# EXERCISE:
Only the number is wanted: how many lines hold the word "list"?

----------

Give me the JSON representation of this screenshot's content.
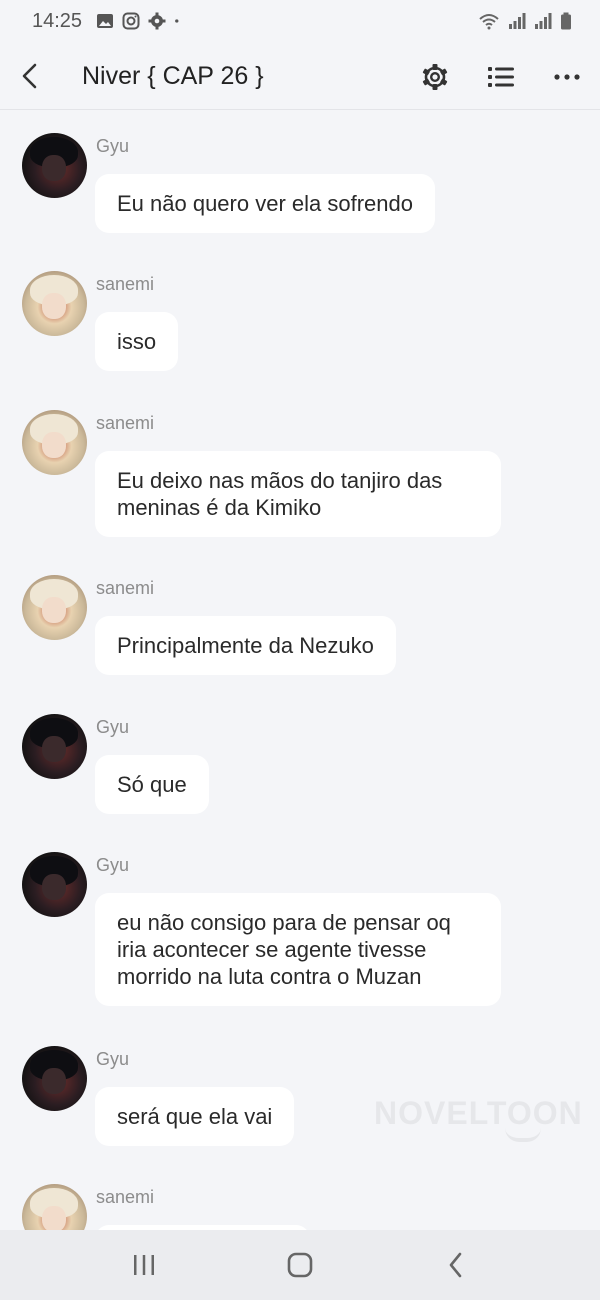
{
  "status_bar": {
    "time": "14:25",
    "left_icons": [
      "image-icon",
      "instagram-icon",
      "gear-icon",
      "dot-icon"
    ],
    "right_icons": [
      "wifi-icon",
      "signal-icon",
      "signal-icon",
      "battery-icon"
    ]
  },
  "header": {
    "title": "Niver { CAP 26 }",
    "back_icon": "chevron-left-icon",
    "actions": [
      "settings-icon",
      "list-icon",
      "more-icon"
    ]
  },
  "messages": [
    {
      "sender": "Gyu",
      "avatar": "gyu",
      "text": "Eu não quero ver ela sofrendo"
    },
    {
      "sender": "sanemi",
      "avatar": "sanemi",
      "text": "isso"
    },
    {
      "sender": "sanemi",
      "avatar": "sanemi",
      "line1": "Eu deixo nas mãos do tanjiro das",
      "line2": "meninas é da Kimiko"
    },
    {
      "sender": "sanemi",
      "avatar": "sanemi",
      "text": "Principalmente da Nezuko"
    },
    {
      "sender": "Gyu",
      "avatar": "gyu",
      "text": "Só que"
    },
    {
      "sender": "Gyu",
      "avatar": "gyu",
      "line1": "eu não consigo para de pensar oq",
      "line2": "iria acontecer se agente tivesse",
      "line3": "morrido na luta contra o Muzan"
    },
    {
      "sender": "Gyu",
      "avatar": "gyu",
      "text": "será que ela vai"
    },
    {
      "sender": "sanemi",
      "avatar": "sanemi",
      "text": ""
    }
  ],
  "watermark": "NOVELTOON",
  "nav": [
    "recent-apps-icon",
    "home-icon",
    "back-icon"
  ],
  "colors": {
    "background": "#f4f5f8",
    "bubble": "#ffffff",
    "name": "#8c8c8c"
  }
}
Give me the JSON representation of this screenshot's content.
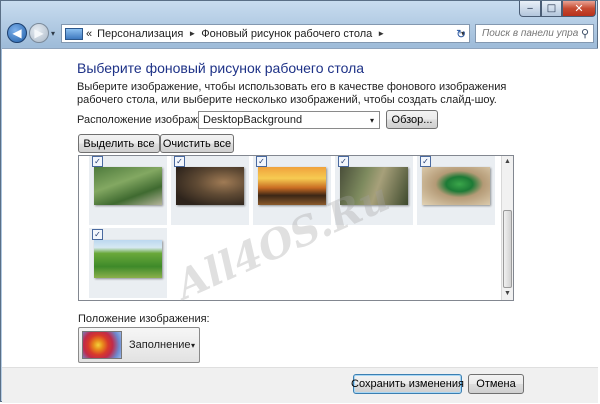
{
  "window": {
    "min_glyph": "‒",
    "max_glyph": "□",
    "close_glyph": "✕"
  },
  "nav": {
    "back_glyph": "◀",
    "forward_glyph": "▶",
    "history_glyph": "▾",
    "breadcrumb_prefix": "«",
    "breadcrumb": [
      "Персонализация",
      "Фоновый рисунок рабочего стола"
    ],
    "separator_glyph": "►",
    "address_dropdown_glyph": "▾",
    "refresh_glyph": "↻",
    "search_placeholder": "Поиск в панели управл...",
    "search_icon": "search-icon",
    "search_glyph": "⚲"
  },
  "main": {
    "title": "Выберите фоновый рисунок рабочего стола",
    "description": "Выберите изображение, чтобы использовать его в качестве фонового изображения рабочего стола, или выберите несколько изображений, чтобы создать слайд-шоу.",
    "location_label": "Расположение изображения:",
    "location_value": "DesktopBackground",
    "dropdown_glyph": "▾",
    "browse_label": "Обзор...",
    "select_all_label": "Выделить все",
    "clear_all_label": "Очистить все",
    "check_glyph": "✓",
    "images": [
      {
        "name": "heron",
        "checked": true
      },
      {
        "name": "cave",
        "checked": true
      },
      {
        "name": "sunset-rocks",
        "checked": true
      },
      {
        "name": "forest-cliffs",
        "checked": true
      },
      {
        "name": "green-snake",
        "checked": true
      },
      {
        "name": "field-path",
        "checked": true
      }
    ],
    "scroll_up_glyph": "▲",
    "scroll_down_glyph": "▼",
    "position_label": "Положение изображения:",
    "position_value": "Заполнение"
  },
  "footer": {
    "save_label": "Сохранить изменения",
    "cancel_label": "Отмена"
  },
  "watermark": "All4OS.Ru"
}
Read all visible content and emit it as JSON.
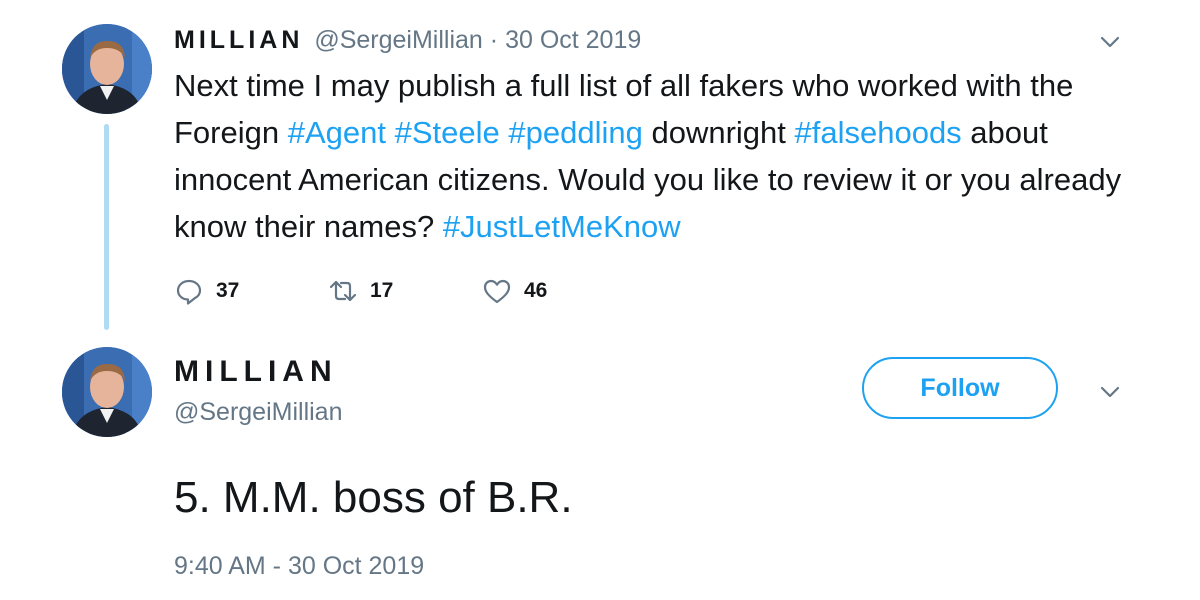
{
  "reply_tweet": {
    "author": {
      "display_name": "MILLIAN",
      "handle": "@SergeiMillian"
    },
    "separator": "·",
    "date": "30 Oct 2019",
    "text_segments": [
      {
        "text": "Next time I may publish a full list of all fakers who worked with the Foreign ",
        "hashtag": false
      },
      {
        "text": "#Agent",
        "hashtag": true
      },
      {
        "text": " ",
        "hashtag": false
      },
      {
        "text": "#Steele",
        "hashtag": true
      },
      {
        "text": " ",
        "hashtag": false
      },
      {
        "text": "#peddling",
        "hashtag": true
      },
      {
        "text": " downright ",
        "hashtag": false
      },
      {
        "text": "#falsehoods",
        "hashtag": true
      },
      {
        "text": " about innocent American citizens. Would you like to review it or you already know their names? ",
        "hashtag": false
      },
      {
        "text": "#JustLetMeKnow",
        "hashtag": true
      }
    ],
    "actions": {
      "replies": "37",
      "retweets": "17",
      "likes": "46"
    }
  },
  "main_tweet": {
    "author": {
      "display_name": "MILLIAN",
      "handle": "@SergeiMillian"
    },
    "follow_label": "Follow",
    "text": "5. M.M. boss of B.R.",
    "timestamp": "9:40 AM - 30 Oct 2019"
  },
  "icons": {
    "reply": "reply-icon",
    "retweet": "retweet-icon",
    "like": "heart-icon",
    "menu": "chevron-down-icon"
  },
  "colors": {
    "link": "#1da1f2",
    "secondary_text": "#657786",
    "primary_text": "#14171a",
    "thread_line": "#b1daf5"
  }
}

----------

# FINAL ANSWER:
2